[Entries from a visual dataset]

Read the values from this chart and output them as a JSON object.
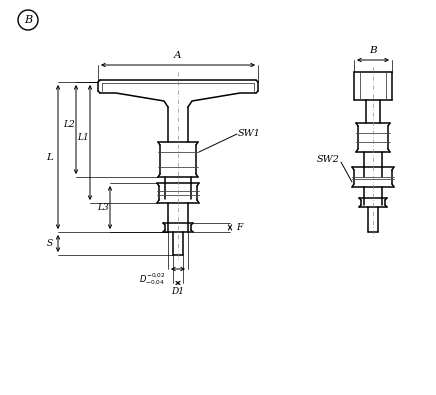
{
  "bg_color": "#ffffff",
  "line_color": "#000000",
  "circle_label": "B",
  "labels": {
    "A": "A",
    "B": "B",
    "L": "L",
    "L1": "L1",
    "L2": "L2",
    "L3": "L3",
    "S": "S",
    "F": "F",
    "SW1": "SW1",
    "SW2": "SW2",
    "D_tol": "D",
    "D1": "D1"
  },
  "figsize": [
    4.36,
    3.95
  ],
  "dpi": 100
}
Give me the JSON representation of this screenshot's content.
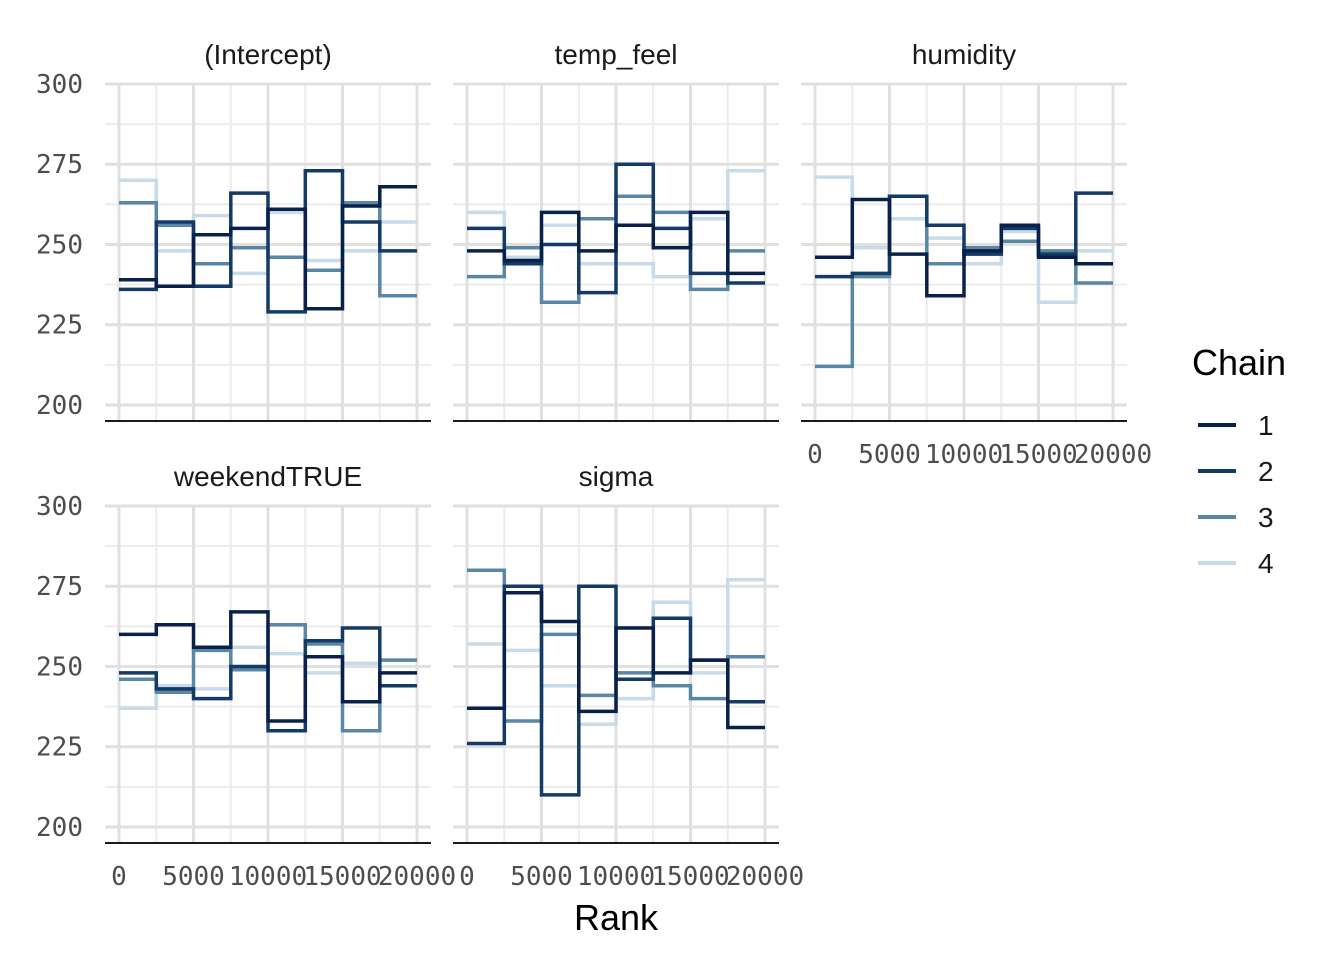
{
  "chart_data": {
    "type": "line",
    "subtype": "rank histogram (step), faceted",
    "xlabel": "Rank",
    "ylabel": "",
    "ylim": [
      195,
      300
    ],
    "y_ticks": [
      200,
      225,
      250,
      275,
      300
    ],
    "y_tick_labels": [
      "200",
      "225",
      "250",
      "275",
      "300"
    ],
    "xlim": [
      0,
      20000
    ],
    "x_ticks": [
      0,
      5000,
      10000,
      15000,
      20000
    ],
    "x_tick_labels": [
      "0",
      "5000",
      "10000",
      "15000",
      "20000"
    ],
    "bin_width": 2500,
    "bin_count": 8,
    "grid": true,
    "legend": {
      "title": "Chain",
      "position": "right",
      "entries": [
        {
          "label": "1",
          "color": "#08204a"
        },
        {
          "label": "2",
          "color": "#143a66"
        },
        {
          "label": "3",
          "color": "#5a87a5"
        },
        {
          "label": "4",
          "color": "#c8dbea"
        }
      ]
    },
    "panels": [
      {
        "title": "(Intercept)",
        "show_x_ticks": false,
        "series": [
          {
            "name": "1",
            "values": [
              239,
              237,
              253,
              255,
              261,
              230,
              262,
              268
            ]
          },
          {
            "name": "2",
            "values": [
              236,
              257,
              237,
              266,
              229,
              273,
              257,
              248
            ]
          },
          {
            "name": "3",
            "values": [
              263,
              256,
              244,
              249,
              246,
              242,
              263,
              234
            ]
          },
          {
            "name": "4",
            "values": [
              270,
              248,
              259,
              241,
              260,
              245,
              248,
              257
            ]
          }
        ]
      },
      {
        "title": "temp_feel",
        "show_x_ticks": false,
        "series": [
          {
            "name": "1",
            "values": [
              248,
              245,
              260,
              248,
              256,
              249,
              260,
              241
            ]
          },
          {
            "name": "2",
            "values": [
              255,
              244,
              250,
              235,
              275,
              255,
              241,
              238
            ]
          },
          {
            "name": "3",
            "values": [
              240,
              249,
              232,
              258,
              265,
              260,
              236,
              248
            ]
          },
          {
            "name": "4",
            "values": [
              260,
              246,
              256,
              244,
              244,
              240,
              258,
              273
            ]
          }
        ]
      },
      {
        "title": "humidity",
        "show_x_ticks": true,
        "series": [
          {
            "name": "1",
            "values": [
              246,
              264,
              247,
              234,
              248,
              256,
              246,
              244
            ]
          },
          {
            "name": "2",
            "values": [
              240,
              241,
              265,
              256,
              247,
              255,
              247,
              266
            ]
          },
          {
            "name": "3",
            "values": [
              212,
              240,
              265,
              244,
              249,
              251,
              248,
              238
            ]
          },
          {
            "name": "4",
            "values": [
              271,
              249,
              258,
              252,
              244,
              254,
              232,
              248
            ]
          }
        ]
      },
      {
        "title": "weekendTRUE",
        "show_x_ticks": true,
        "series": [
          {
            "name": "1",
            "values": [
              260,
              263,
              256,
              267,
              233,
              253,
              239,
              248
            ]
          },
          {
            "name": "2",
            "values": [
              248,
              243,
              240,
              250,
              230,
              258,
              262,
              244
            ]
          },
          {
            "name": "3",
            "values": [
              246,
              242,
              255,
              249,
              263,
              257,
              230,
              252
            ]
          },
          {
            "name": "4",
            "values": [
              237,
              244,
              243,
              256,
              254,
              248,
              251,
              252
            ]
          }
        ]
      },
      {
        "title": "sigma",
        "show_x_ticks": true,
        "series": [
          {
            "name": "1",
            "values": [
              237,
              273,
              264,
              236,
              262,
              248,
              252,
              231
            ]
          },
          {
            "name": "2",
            "values": [
              226,
              275,
              210,
              275,
              246,
              265,
              252,
              239
            ]
          },
          {
            "name": "3",
            "values": [
              280,
              233,
              260,
              241,
              248,
              244,
              240,
              253
            ]
          },
          {
            "name": "4",
            "values": [
              257,
              255,
              244,
              232,
              240,
              270,
              248,
              277
            ]
          }
        ]
      }
    ]
  }
}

# [Work to complete]
Each entry above should be reproduced exactly, with the pictures removed.

# [Written answer]
Read the values from this chart and output them as a JSON object.
{
  "bg_color": "#ffffff",
  "line_color": "#000000",
  "circle_label": "B",
  "labels": {
    "A": "A",
    "B": "B",
    "L": "L",
    "L1": "L1",
    "L2": "L2",
    "L3": "L3",
    "S": "S",
    "F": "F",
    "SW1": "SW1",
    "SW2": "SW2",
    "D_tol": "D",
    "D1": "D1"
  },
  "figsize": [
    4.36,
    3.95
  ],
  "dpi": 100
}
Give me the JSON representation of this screenshot's content.
{
  "chart_data": {
    "type": "line",
    "subtype": "rank histogram (step), faceted",
    "xlabel": "Rank",
    "ylabel": "",
    "ylim": [
      195,
      300
    ],
    "y_ticks": [
      200,
      225,
      250,
      275,
      300
    ],
    "y_tick_labels": [
      "200",
      "225",
      "250",
      "275",
      "300"
    ],
    "xlim": [
      0,
      20000
    ],
    "x_ticks": [
      0,
      5000,
      10000,
      15000,
      20000
    ],
    "x_tick_labels": [
      "0",
      "5000",
      "10000",
      "15000",
      "20000"
    ],
    "bin_width": 2500,
    "bin_count": 8,
    "grid": true,
    "legend": {
      "title": "Chain",
      "position": "right",
      "entries": [
        {
          "label": "1",
          "color": "#08204a"
        },
        {
          "label": "2",
          "color": "#143a66"
        },
        {
          "label": "3",
          "color": "#5a87a5"
        },
        {
          "label": "4",
          "color": "#c8dbea"
        }
      ]
    },
    "panels": [
      {
        "title": "(Intercept)",
        "show_x_ticks": false,
        "series": [
          {
            "name": "1",
            "values": [
              239,
              237,
              253,
              255,
              261,
              230,
              262,
              268
            ]
          },
          {
            "name": "2",
            "values": [
              236,
              257,
              237,
              266,
              229,
              273,
              257,
              248
            ]
          },
          {
            "name": "3",
            "values": [
              263,
              256,
              244,
              249,
              246,
              242,
              263,
              234
            ]
          },
          {
            "name": "4",
            "values": [
              270,
              248,
              259,
              241,
              260,
              245,
              248,
              257
            ]
          }
        ]
      },
      {
        "title": "temp_feel",
        "show_x_ticks": false,
        "series": [
          {
            "name": "1",
            "values": [
              248,
              245,
              260,
              248,
              256,
              249,
              260,
              241
            ]
          },
          {
            "name": "2",
            "values": [
              255,
              244,
              250,
              235,
              275,
              255,
              241,
              238
            ]
          },
          {
            "name": "3",
            "values": [
              240,
              249,
              232,
              258,
              265,
              260,
              236,
              248
            ]
          },
          {
            "name": "4",
            "values": [
              260,
              246,
              256,
              244,
              244,
              240,
              258,
              273
            ]
          }
        ]
      },
      {
        "title": "humidity",
        "show_x_ticks": true,
        "series": [
          {
            "name": "1",
            "values": [
              246,
              264,
              247,
              234,
              248,
              256,
              246,
              244
            ]
          },
          {
            "name": "2",
            "values": [
              240,
              241,
              265,
              256,
              247,
              255,
              247,
              266
            ]
          },
          {
            "name": "3",
            "values": [
              212,
              240,
              265,
              244,
              249,
              251,
              248,
              238
            ]
          },
          {
            "name": "4",
            "values": [
              271,
              249,
              258,
              252,
              244,
              254,
              232,
              248
            ]
          }
        ]
      },
      {
        "title": "weekendTRUE",
        "show_x_ticks": true,
        "series": [
          {
            "name": "1",
            "values": [
              260,
              263,
              256,
              267,
              233,
              253,
              239,
              248
            ]
          },
          {
            "name": "2",
            "values": [
              248,
              243,
              240,
              250,
              230,
              258,
              262,
              244
            ]
          },
          {
            "name": "3",
            "values": [
              246,
              242,
              255,
              249,
              263,
              257,
              230,
              252
            ]
          },
          {
            "name": "4",
            "values": [
              237,
              244,
              243,
              256,
              254,
              248,
              251,
              252
            ]
          }
        ]
      },
      {
        "title": "sigma",
        "show_x_ticks": true,
        "series": [
          {
            "name": "1",
            "values": [
              237,
              273,
              264,
              236,
              262,
              248,
              252,
              231
            ]
          },
          {
            "name": "2",
            "values": [
              226,
              275,
              210,
              275,
              246,
              265,
              252,
              239
            ]
          },
          {
            "name": "3",
            "values": [
              280,
              233,
              260,
              241,
              248,
              244,
              240,
              253
            ]
          },
          {
            "name": "4",
            "values": [
              257,
              255,
              244,
              232,
              240,
              270,
              248,
              277
            ]
          }
        ]
      }
    ]
  }
}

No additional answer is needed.